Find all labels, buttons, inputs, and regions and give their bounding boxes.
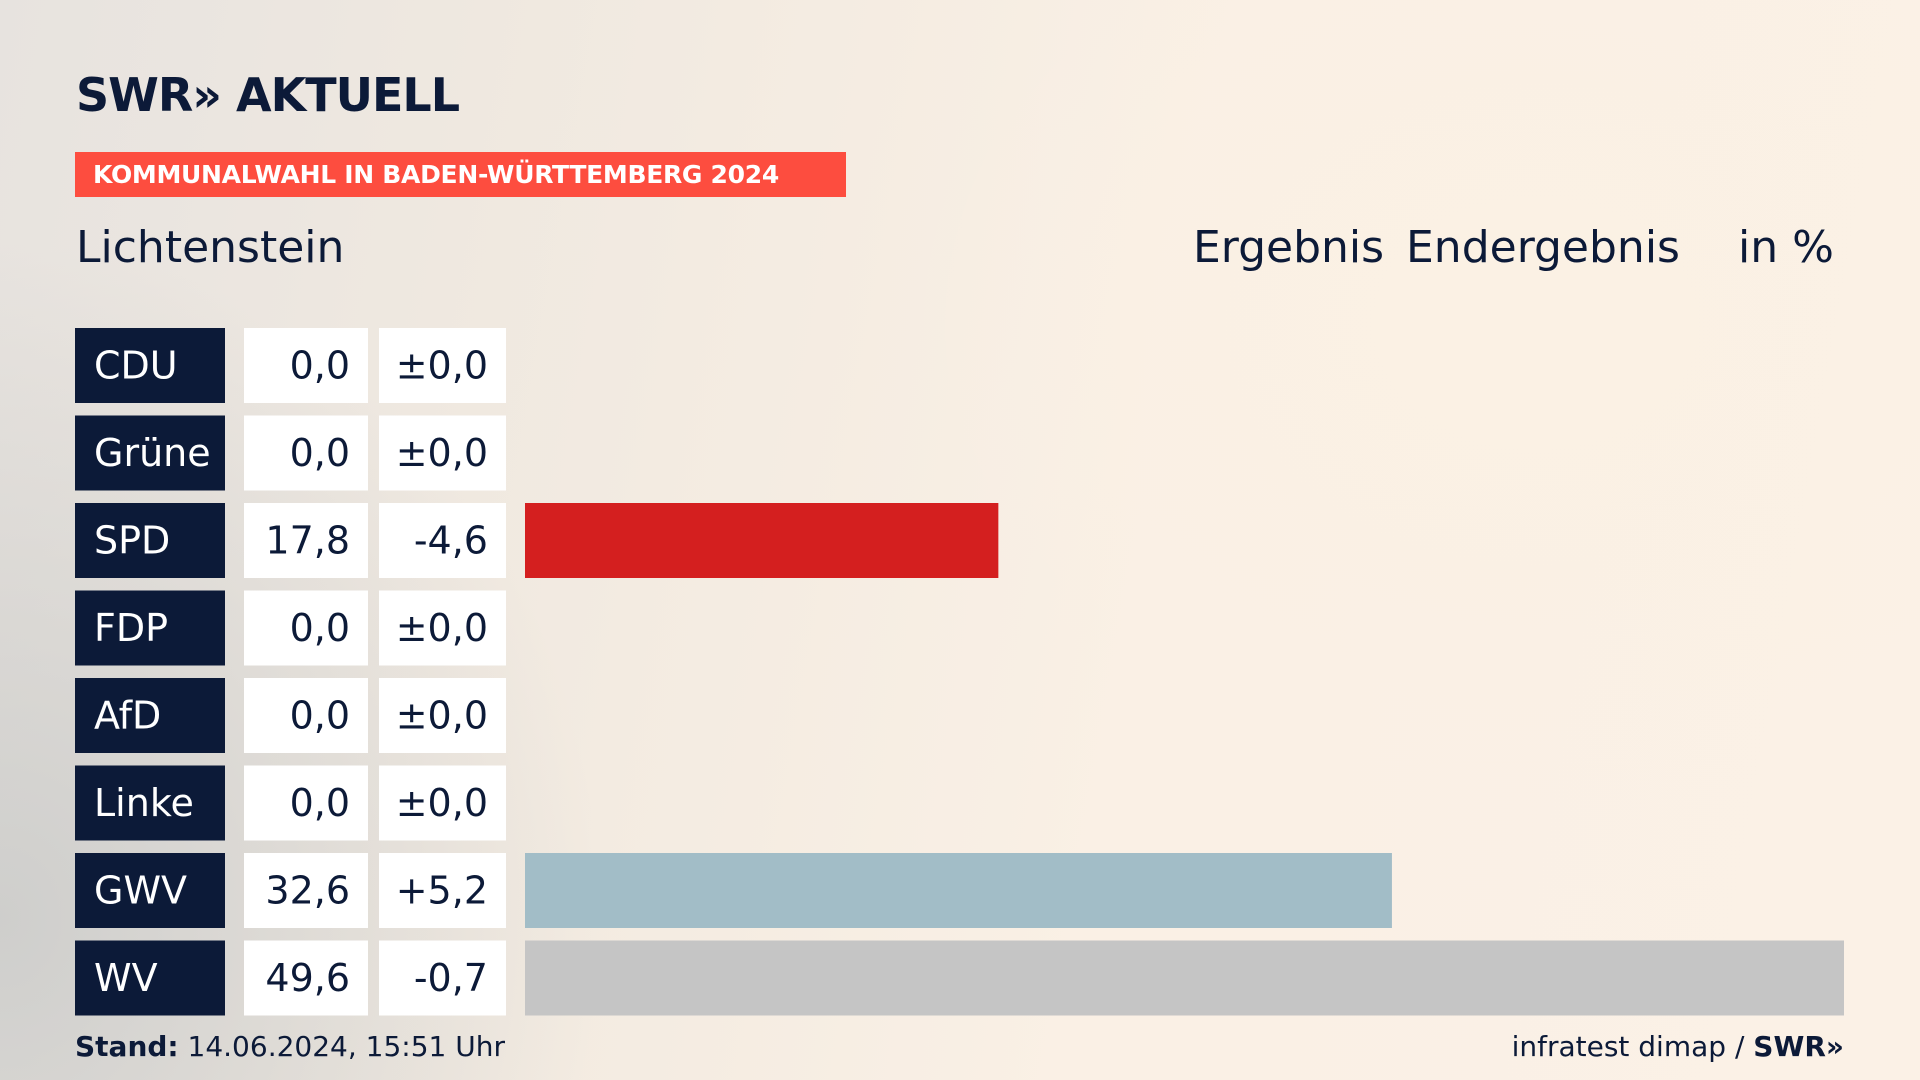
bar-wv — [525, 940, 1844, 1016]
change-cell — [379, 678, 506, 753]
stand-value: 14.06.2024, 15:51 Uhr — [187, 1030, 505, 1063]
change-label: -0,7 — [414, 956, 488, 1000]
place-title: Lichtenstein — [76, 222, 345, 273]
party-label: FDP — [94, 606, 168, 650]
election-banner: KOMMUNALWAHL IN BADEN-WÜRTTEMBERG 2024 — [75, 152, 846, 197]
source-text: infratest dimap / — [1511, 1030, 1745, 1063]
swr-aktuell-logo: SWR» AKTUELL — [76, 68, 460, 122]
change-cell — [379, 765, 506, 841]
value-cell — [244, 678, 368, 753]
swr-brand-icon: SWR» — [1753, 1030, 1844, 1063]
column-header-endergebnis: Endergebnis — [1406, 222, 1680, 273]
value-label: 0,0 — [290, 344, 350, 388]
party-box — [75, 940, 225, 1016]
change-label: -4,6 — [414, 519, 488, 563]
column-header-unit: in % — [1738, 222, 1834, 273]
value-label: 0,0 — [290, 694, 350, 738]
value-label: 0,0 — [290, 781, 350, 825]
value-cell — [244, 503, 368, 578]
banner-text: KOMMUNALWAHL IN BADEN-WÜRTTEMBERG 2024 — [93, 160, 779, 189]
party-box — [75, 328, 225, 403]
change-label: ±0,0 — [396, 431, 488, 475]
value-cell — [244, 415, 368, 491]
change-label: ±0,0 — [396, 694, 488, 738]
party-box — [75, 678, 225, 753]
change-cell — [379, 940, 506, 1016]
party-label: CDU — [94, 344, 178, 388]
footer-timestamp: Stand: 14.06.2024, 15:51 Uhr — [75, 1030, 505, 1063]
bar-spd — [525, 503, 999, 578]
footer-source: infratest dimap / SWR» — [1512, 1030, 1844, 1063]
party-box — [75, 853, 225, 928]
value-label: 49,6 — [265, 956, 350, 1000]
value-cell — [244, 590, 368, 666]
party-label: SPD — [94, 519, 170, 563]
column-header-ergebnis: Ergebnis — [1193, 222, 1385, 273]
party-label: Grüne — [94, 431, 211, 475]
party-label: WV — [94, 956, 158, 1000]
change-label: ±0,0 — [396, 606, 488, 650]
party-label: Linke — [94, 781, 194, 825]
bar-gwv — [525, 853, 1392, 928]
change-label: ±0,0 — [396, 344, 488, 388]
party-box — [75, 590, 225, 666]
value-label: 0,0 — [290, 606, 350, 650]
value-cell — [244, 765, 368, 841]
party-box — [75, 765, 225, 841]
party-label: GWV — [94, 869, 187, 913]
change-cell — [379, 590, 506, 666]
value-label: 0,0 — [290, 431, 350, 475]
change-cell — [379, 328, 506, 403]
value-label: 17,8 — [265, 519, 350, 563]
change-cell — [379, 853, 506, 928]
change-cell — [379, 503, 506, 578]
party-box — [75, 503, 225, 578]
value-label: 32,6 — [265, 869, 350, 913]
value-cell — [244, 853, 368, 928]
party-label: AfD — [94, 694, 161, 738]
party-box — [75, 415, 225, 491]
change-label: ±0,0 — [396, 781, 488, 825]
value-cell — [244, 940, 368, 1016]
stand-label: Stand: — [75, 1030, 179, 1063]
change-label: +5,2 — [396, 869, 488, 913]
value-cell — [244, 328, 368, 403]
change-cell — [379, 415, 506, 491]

============================================================

Task description: Reproduce the listing above line for line, with no changes to any wording or numbers, and drop any picture lines from your output.

Reply:
Find all labels, buttons, inputs, and regions and give their bounding boxes.
bar-wv — [525, 940, 1844, 1016]
change-cell — [379, 678, 506, 753]
stand-value: 14.06.2024, 15:51 Uhr — [187, 1030, 505, 1063]
change-label: -0,7 — [414, 956, 488, 1000]
place-title: Lichtenstein — [76, 222, 345, 273]
party-label: FDP — [94, 606, 168, 650]
election-banner: KOMMUNALWAHL IN BADEN-WÜRTTEMBERG 2024 — [75, 152, 846, 197]
source-text: infratest dimap / — [1511, 1030, 1745, 1063]
swr-aktuell-logo: SWR» AKTUELL — [76, 68, 460, 122]
change-cell — [379, 765, 506, 841]
value-cell — [244, 678, 368, 753]
swr-brand-icon: SWR» — [1753, 1030, 1844, 1063]
column-header-endergebnis: Endergebnis — [1406, 222, 1680, 273]
value-label: 0,0 — [290, 344, 350, 388]
party-box — [75, 940, 225, 1016]
change-label: -4,6 — [414, 519, 488, 563]
column-header-unit: in % — [1738, 222, 1834, 273]
value-label: 0,0 — [290, 694, 350, 738]
value-label: 0,0 — [290, 781, 350, 825]
value-cell — [244, 503, 368, 578]
banner-text: KOMMUNALWAHL IN BADEN-WÜRTTEMBERG 2024 — [93, 160, 779, 189]
party-box — [75, 328, 225, 403]
change-label: ±0,0 — [396, 431, 488, 475]
value-cell — [244, 415, 368, 491]
change-label: ±0,0 — [396, 694, 488, 738]
party-box — [75, 678, 225, 753]
change-cell — [379, 940, 506, 1016]
party-label: CDU — [94, 344, 178, 388]
footer-timestamp: Stand: 14.06.2024, 15:51 Uhr — [75, 1030, 505, 1063]
bar-spd — [525, 503, 999, 578]
footer-source: infratest dimap / SWR» — [1512, 1030, 1844, 1063]
party-box — [75, 853, 225, 928]
value-label: 49,6 — [265, 956, 350, 1000]
value-cell — [244, 590, 368, 666]
party-label: SPD — [94, 519, 170, 563]
column-header-ergebnis: Ergebnis — [1193, 222, 1385, 273]
party-label: Grüne — [94, 431, 211, 475]
party-label: WV — [94, 956, 158, 1000]
change-label: ±0,0 — [396, 606, 488, 650]
party-label: Linke — [94, 781, 194, 825]
bar-gwv — [525, 853, 1392, 928]
change-label: ±0,0 — [396, 344, 488, 388]
party-box — [75, 590, 225, 666]
value-label: 0,0 — [290, 606, 350, 650]
value-cell — [244, 765, 368, 841]
party-box — [75, 765, 225, 841]
party-label: GWV — [94, 869, 187, 913]
change-cell — [379, 590, 506, 666]
value-label: 0,0 — [290, 431, 350, 475]
change-cell — [379, 328, 506, 403]
value-label: 17,8 — [265, 519, 350, 563]
change-cell — [379, 853, 506, 928]
change-cell — [379, 503, 506, 578]
party-box — [75, 503, 225, 578]
value-label: 32,6 — [265, 869, 350, 913]
value-cell — [244, 853, 368, 928]
party-label: AfD — [94, 694, 161, 738]
party-box — [75, 415, 225, 491]
change-label: ±0,0 — [396, 781, 488, 825]
value-cell — [244, 940, 368, 1016]
stand-label: Stand: — [75, 1030, 179, 1063]
change-label: +5,2 — [396, 869, 488, 913]
value-cell — [244, 328, 368, 403]
change-cell — [379, 415, 506, 491]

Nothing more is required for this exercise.